--- Directive ---
Find all the lines with "that" and gather them.

** Start Records provided **

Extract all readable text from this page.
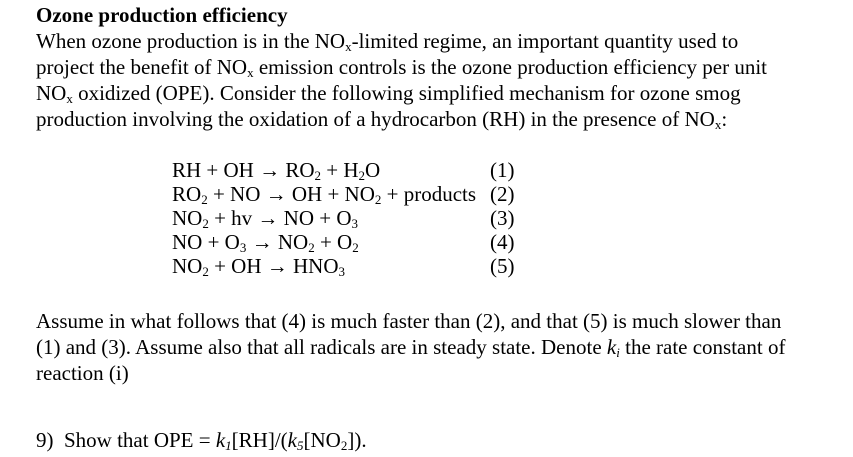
Ozone production efficiency
When ozone production is in the $NO_x$-limited regime, an important quantity used to
project the benefit of $NO_x$ emission controls is the ozone production efficiency per unit
$NO_x$ oxidized (OPE). Consider the following simplified mechanism for ozone smog
production involving the oxidation of a hydrocarbon (RH) in the presence of $NO_x$:
RH + OH → $RO_2 + H_2O$	(1)
$RO_2$ + NO → OH + $NO_2$ + products	(2)
$NO_2$ + hv → NO + $O_3$	(3)
NO + $O_3 \to NO_2 + O_2$	(4)
$NO_2$ + OH → $HNO_3$	(5)
Assume in what follows that (4) is much faster than (2), and that (5) is much slower than
(1) and (3). Assume also that all radicals are in steady state. Denote $k_i$ the rate constant of
reaction (i)
9)  Show that OPE = $k_1[RH]/(k_5[NO_2])$.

** End Records provided **

--- Answer to this task ---
Assume in what follows that (4) is much faster than (2), and that (5) is much slower than
(1) and (3). Assume also that all radicals are in steady state. Denote $k_i$ the rate constant of
9)  Show that OPE = $k_1[RH]/(k_5[NO_2])$.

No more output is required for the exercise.